* Directive:
Read the lines that follow and tally those with the word "Monero"; give the number and nothing else.
================================
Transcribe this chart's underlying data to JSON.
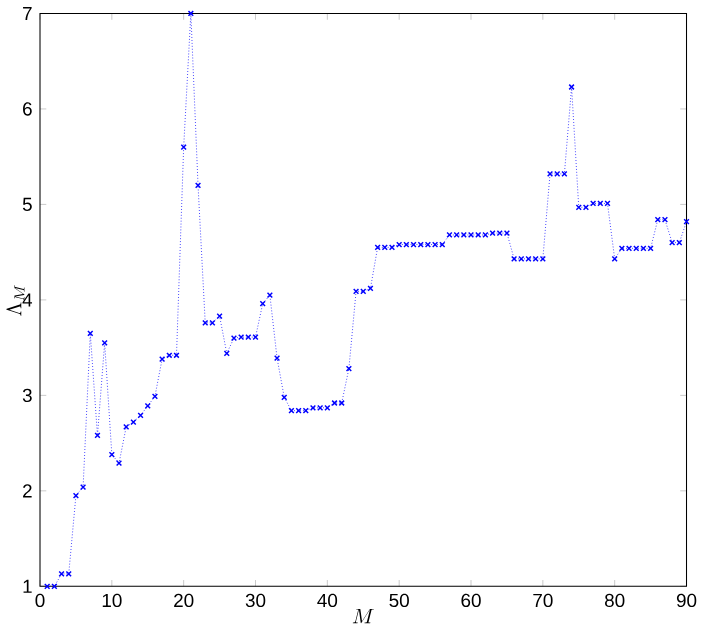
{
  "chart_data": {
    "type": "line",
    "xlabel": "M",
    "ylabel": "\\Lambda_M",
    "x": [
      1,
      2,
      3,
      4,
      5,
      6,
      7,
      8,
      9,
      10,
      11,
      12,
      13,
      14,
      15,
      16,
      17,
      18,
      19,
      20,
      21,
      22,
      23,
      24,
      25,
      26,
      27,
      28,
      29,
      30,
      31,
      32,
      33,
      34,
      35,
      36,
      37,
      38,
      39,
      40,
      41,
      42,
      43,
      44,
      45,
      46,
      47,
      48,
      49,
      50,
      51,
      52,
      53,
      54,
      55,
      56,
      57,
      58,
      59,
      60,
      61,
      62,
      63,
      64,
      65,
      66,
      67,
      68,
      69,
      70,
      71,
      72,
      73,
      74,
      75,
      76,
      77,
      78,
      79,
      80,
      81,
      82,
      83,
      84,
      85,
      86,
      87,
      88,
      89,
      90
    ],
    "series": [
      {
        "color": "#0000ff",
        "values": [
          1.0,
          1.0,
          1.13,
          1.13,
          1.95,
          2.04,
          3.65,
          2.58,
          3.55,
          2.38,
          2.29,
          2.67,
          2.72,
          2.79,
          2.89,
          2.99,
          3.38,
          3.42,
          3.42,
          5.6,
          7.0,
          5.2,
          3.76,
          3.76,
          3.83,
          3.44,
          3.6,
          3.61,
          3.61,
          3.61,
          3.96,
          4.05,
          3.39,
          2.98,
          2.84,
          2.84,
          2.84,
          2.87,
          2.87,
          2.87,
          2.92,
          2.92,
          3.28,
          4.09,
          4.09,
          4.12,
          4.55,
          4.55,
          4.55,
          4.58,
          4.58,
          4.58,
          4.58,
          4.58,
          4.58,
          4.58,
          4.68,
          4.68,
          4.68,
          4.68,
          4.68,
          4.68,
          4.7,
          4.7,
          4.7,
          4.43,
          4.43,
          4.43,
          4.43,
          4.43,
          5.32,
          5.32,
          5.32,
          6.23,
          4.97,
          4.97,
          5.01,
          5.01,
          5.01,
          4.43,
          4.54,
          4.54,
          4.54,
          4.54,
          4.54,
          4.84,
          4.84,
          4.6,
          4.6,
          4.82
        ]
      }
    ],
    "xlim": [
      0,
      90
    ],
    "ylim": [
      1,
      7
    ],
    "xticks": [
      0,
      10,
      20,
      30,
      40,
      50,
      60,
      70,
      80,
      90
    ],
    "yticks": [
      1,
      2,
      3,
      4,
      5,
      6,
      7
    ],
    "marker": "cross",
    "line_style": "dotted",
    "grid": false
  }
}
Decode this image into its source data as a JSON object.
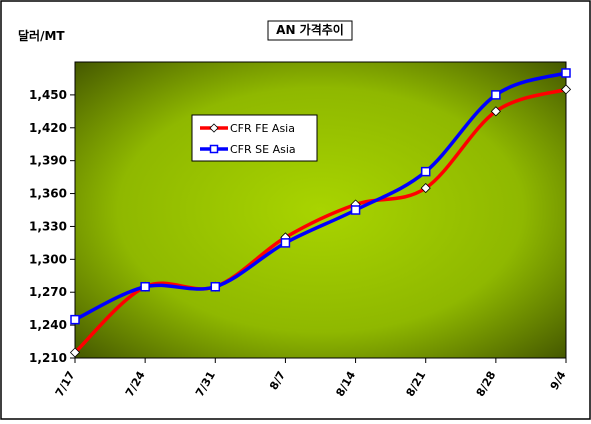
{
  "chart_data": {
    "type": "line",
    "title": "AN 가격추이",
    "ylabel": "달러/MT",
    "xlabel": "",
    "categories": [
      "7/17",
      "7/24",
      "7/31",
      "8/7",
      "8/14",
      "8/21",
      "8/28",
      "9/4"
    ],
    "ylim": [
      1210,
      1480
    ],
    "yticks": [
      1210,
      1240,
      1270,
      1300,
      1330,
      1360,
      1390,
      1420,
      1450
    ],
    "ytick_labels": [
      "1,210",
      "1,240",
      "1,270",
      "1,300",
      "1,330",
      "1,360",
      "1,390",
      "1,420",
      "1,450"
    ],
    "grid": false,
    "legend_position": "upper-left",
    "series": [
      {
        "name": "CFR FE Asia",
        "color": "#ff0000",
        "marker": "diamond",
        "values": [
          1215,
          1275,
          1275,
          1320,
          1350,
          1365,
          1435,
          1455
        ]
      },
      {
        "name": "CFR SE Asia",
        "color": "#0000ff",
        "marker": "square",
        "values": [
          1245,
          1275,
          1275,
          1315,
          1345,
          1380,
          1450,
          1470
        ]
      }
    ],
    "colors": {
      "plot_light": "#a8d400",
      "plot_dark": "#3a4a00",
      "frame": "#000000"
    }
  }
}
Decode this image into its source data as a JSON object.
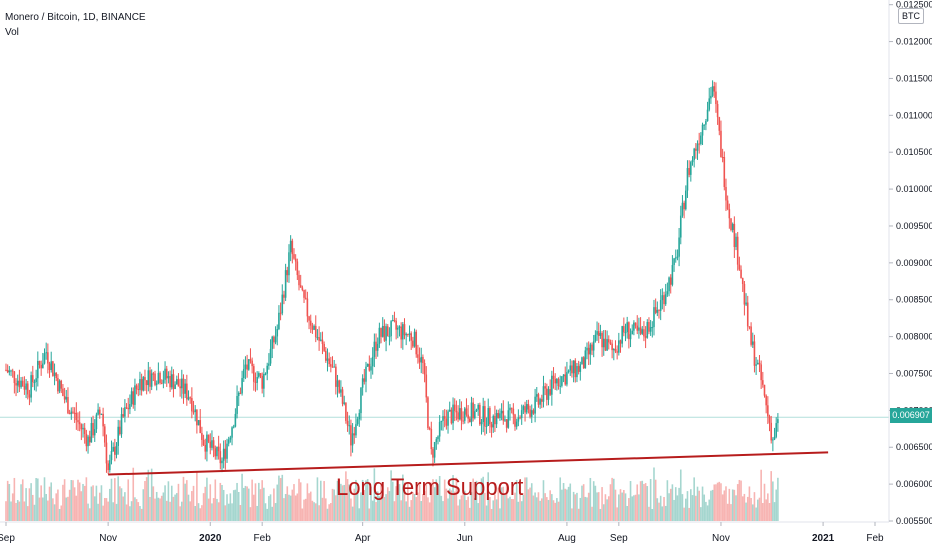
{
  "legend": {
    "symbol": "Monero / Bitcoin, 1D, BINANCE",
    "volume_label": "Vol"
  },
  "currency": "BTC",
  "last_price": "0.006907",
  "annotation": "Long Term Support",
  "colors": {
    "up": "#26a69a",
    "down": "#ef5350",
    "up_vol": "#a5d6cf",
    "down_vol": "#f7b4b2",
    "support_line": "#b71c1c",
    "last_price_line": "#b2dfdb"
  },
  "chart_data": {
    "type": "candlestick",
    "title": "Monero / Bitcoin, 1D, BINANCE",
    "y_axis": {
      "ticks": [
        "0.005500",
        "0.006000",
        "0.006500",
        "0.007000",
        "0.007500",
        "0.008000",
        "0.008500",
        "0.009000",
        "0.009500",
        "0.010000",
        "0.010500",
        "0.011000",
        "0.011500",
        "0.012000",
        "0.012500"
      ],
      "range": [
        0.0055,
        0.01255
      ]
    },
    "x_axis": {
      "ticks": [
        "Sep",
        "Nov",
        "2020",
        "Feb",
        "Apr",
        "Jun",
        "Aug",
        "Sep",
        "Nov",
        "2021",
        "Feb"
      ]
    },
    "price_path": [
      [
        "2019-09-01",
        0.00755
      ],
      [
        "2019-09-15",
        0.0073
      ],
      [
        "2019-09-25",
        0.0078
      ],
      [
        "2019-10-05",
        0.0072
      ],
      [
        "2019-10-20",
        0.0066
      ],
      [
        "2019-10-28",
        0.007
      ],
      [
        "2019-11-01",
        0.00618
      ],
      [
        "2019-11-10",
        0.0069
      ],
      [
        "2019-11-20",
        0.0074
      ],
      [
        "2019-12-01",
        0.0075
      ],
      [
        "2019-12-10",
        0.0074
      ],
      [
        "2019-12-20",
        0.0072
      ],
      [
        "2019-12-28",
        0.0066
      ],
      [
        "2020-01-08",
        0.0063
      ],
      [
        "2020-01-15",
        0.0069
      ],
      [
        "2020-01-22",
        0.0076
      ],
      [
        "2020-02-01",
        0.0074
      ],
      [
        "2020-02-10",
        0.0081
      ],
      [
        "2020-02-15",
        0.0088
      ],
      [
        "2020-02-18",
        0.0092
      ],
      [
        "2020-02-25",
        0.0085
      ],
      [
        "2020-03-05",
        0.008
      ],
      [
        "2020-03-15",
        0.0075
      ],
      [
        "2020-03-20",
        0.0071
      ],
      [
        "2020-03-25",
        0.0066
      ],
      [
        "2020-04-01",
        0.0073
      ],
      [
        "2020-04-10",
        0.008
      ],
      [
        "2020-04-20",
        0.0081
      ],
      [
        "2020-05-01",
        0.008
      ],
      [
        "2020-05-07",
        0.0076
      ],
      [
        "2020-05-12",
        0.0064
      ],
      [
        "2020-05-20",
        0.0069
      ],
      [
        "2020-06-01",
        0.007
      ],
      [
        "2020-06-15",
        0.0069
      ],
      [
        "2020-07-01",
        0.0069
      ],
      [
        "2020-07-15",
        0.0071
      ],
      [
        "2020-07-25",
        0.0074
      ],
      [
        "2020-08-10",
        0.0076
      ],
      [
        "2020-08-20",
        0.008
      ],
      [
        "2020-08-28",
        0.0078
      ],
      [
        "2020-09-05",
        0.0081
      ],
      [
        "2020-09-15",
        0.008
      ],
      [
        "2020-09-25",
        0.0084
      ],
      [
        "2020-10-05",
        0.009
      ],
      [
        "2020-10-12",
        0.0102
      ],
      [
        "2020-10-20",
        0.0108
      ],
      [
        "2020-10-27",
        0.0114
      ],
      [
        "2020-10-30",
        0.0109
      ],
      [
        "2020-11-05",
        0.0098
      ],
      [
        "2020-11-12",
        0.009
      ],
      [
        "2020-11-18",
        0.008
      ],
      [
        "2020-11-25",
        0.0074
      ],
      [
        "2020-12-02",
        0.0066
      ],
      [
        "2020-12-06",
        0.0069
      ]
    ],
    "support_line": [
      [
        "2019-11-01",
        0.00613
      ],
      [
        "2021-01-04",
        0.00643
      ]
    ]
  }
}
================================
* Solution for this exercise:
2